═════ RECORDS

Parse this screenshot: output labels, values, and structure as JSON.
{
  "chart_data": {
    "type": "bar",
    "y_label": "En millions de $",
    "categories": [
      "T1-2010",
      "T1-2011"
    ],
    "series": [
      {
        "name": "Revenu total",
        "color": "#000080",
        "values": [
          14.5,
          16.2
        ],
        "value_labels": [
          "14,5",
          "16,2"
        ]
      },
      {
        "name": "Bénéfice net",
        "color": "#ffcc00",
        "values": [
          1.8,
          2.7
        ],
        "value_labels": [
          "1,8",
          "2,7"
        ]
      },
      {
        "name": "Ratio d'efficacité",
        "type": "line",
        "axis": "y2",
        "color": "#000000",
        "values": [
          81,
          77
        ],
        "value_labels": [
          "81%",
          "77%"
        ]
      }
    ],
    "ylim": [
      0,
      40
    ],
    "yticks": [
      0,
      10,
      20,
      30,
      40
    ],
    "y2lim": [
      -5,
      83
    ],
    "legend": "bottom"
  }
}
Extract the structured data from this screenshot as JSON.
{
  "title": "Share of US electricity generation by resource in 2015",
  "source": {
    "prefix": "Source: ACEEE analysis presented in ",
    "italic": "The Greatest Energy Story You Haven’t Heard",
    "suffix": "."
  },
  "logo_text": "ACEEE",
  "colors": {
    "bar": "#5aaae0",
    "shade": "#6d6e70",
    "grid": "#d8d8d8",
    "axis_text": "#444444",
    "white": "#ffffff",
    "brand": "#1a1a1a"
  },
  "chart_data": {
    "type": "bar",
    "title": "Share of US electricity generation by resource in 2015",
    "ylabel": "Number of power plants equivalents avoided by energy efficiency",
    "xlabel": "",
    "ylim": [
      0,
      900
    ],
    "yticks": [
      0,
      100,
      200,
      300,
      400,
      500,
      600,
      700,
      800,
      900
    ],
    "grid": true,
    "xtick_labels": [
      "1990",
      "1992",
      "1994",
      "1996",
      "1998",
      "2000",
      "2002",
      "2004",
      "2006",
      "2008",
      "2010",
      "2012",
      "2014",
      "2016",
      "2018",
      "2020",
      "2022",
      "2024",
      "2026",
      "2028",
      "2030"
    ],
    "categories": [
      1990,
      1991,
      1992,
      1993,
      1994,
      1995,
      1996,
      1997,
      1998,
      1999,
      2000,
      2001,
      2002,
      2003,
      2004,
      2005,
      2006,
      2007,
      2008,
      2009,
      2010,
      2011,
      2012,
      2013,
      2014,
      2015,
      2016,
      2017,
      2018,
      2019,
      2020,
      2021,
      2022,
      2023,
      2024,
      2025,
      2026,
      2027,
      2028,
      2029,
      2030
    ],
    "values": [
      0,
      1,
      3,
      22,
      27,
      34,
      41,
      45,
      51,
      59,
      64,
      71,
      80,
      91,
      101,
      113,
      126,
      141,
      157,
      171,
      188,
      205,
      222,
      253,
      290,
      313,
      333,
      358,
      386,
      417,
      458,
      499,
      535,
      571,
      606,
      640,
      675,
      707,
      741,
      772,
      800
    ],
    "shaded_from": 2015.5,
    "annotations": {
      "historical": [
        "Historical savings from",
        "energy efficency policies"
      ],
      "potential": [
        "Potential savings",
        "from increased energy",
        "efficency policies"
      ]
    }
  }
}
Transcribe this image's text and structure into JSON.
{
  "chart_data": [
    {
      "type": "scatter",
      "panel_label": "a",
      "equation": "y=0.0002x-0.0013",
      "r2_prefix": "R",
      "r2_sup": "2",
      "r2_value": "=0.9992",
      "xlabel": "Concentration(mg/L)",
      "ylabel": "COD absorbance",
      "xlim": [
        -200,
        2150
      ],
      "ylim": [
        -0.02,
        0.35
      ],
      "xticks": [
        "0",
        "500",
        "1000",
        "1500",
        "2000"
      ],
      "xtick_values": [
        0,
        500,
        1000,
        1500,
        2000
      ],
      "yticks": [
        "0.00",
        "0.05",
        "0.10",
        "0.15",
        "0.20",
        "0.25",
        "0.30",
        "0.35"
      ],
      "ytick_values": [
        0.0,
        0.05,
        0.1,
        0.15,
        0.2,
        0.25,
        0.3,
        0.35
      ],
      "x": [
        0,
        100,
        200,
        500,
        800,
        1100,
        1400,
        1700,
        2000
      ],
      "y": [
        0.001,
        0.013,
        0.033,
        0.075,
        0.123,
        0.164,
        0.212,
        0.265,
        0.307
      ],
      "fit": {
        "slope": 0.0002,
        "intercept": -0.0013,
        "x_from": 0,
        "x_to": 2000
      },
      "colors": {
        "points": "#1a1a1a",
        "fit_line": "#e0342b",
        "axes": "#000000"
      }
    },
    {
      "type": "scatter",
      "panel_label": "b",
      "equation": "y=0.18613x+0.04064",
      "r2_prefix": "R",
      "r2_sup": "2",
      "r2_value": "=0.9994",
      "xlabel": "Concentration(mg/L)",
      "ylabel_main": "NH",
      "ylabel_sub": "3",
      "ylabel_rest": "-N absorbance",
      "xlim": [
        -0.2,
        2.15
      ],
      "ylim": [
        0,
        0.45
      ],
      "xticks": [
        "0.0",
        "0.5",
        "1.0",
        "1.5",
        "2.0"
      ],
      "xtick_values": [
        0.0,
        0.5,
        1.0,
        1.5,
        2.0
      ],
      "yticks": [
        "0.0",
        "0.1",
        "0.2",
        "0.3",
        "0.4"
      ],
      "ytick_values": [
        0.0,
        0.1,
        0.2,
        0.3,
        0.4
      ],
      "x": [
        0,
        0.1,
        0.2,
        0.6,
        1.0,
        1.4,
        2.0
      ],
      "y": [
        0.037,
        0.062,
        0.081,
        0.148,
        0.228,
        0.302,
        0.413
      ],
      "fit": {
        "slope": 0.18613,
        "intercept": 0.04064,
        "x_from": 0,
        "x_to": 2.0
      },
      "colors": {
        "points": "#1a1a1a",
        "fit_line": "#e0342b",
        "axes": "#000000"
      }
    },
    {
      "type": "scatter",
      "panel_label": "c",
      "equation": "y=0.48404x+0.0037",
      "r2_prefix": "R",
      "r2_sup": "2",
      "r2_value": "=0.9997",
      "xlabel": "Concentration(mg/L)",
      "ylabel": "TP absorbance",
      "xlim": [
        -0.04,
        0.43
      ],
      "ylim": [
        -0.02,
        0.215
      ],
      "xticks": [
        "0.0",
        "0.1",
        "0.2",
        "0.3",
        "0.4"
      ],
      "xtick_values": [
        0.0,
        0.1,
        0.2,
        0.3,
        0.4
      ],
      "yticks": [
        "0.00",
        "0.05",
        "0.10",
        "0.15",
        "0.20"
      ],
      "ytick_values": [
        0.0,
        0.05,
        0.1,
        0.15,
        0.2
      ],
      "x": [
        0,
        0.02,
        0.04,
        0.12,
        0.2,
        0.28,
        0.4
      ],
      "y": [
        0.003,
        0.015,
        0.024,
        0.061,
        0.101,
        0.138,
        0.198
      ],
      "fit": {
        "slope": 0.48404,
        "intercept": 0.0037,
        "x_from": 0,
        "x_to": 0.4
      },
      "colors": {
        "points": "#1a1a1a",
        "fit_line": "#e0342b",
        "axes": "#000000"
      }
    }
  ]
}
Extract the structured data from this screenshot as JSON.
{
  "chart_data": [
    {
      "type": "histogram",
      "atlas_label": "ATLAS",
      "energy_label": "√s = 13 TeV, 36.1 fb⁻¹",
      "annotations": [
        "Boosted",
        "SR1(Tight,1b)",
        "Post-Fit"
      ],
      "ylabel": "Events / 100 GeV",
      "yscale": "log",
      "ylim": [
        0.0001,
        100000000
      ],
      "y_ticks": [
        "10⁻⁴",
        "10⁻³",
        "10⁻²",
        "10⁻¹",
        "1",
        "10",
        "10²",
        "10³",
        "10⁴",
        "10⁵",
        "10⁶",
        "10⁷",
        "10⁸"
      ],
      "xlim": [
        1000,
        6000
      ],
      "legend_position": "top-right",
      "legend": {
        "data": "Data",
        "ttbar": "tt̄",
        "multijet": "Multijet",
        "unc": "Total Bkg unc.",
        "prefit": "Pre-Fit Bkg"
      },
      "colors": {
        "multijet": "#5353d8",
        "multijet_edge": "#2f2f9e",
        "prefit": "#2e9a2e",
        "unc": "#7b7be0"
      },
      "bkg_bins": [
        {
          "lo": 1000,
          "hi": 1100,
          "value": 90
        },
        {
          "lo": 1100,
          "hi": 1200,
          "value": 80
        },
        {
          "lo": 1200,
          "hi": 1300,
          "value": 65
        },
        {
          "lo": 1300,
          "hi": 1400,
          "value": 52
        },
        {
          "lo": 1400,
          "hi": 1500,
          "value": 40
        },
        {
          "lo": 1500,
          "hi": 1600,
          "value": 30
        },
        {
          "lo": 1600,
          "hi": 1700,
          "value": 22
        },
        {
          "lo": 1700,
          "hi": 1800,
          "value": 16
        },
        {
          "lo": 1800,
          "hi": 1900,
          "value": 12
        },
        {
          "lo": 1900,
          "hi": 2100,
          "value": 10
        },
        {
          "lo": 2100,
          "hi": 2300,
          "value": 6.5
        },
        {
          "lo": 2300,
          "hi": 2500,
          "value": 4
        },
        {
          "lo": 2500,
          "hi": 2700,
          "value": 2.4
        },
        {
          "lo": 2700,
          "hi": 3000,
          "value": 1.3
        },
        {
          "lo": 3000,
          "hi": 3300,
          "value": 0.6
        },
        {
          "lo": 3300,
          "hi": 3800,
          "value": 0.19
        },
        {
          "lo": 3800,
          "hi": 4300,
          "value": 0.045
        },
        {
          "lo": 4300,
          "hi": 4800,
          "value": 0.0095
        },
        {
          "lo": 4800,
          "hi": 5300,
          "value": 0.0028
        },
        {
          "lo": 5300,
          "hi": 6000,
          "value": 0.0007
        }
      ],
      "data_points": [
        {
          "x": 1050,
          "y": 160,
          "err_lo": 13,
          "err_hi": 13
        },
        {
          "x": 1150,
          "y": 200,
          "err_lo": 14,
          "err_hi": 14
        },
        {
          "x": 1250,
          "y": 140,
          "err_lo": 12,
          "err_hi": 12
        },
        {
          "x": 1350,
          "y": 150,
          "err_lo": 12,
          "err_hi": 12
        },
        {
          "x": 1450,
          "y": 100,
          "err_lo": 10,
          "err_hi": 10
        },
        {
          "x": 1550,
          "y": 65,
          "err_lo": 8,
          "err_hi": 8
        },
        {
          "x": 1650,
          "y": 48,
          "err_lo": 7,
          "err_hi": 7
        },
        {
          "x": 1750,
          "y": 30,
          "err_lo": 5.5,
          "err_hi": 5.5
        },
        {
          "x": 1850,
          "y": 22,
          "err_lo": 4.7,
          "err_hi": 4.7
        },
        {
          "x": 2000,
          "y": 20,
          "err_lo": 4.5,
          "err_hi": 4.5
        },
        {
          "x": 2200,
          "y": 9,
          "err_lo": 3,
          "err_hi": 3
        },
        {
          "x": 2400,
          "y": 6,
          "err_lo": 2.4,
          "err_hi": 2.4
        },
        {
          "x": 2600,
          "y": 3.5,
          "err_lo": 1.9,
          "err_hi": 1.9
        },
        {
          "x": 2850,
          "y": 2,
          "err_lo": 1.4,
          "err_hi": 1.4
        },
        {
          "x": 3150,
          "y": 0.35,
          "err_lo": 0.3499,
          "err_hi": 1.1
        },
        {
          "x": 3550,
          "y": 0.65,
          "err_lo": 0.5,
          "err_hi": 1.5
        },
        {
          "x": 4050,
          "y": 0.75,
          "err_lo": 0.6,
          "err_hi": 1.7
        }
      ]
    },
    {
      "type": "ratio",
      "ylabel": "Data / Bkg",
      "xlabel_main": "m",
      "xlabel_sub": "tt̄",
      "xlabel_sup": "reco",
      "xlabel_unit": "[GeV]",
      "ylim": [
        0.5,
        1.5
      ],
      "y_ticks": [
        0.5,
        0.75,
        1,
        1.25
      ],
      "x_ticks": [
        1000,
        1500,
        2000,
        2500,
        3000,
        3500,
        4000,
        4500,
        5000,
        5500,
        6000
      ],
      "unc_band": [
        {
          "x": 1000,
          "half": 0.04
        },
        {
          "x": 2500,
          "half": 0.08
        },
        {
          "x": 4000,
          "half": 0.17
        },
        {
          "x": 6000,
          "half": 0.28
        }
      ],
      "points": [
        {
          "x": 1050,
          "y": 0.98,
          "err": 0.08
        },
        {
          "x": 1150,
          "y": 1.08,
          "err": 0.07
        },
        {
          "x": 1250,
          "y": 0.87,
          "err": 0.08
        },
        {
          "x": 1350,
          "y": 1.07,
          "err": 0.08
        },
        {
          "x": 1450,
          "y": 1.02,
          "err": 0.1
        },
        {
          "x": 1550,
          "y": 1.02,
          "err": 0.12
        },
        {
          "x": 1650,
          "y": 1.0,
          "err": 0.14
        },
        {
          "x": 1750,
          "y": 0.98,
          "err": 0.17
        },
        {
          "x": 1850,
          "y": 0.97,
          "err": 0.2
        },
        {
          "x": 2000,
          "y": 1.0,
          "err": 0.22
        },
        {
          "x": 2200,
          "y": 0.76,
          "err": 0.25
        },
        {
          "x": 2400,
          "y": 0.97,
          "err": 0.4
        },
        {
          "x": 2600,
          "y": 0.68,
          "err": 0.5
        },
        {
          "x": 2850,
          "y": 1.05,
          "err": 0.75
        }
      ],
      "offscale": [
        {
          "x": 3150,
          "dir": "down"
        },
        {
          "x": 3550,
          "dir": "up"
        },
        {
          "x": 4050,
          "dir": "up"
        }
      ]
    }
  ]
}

══════════

# WHAT YOU WILL DO:
Copy every line above that includes the string "name".

# ANSWER TO THE PROBLEM:
        "name": "Revenu total",
        "name": "Bénéfice net",
        "name": "Ratio d'efficacité",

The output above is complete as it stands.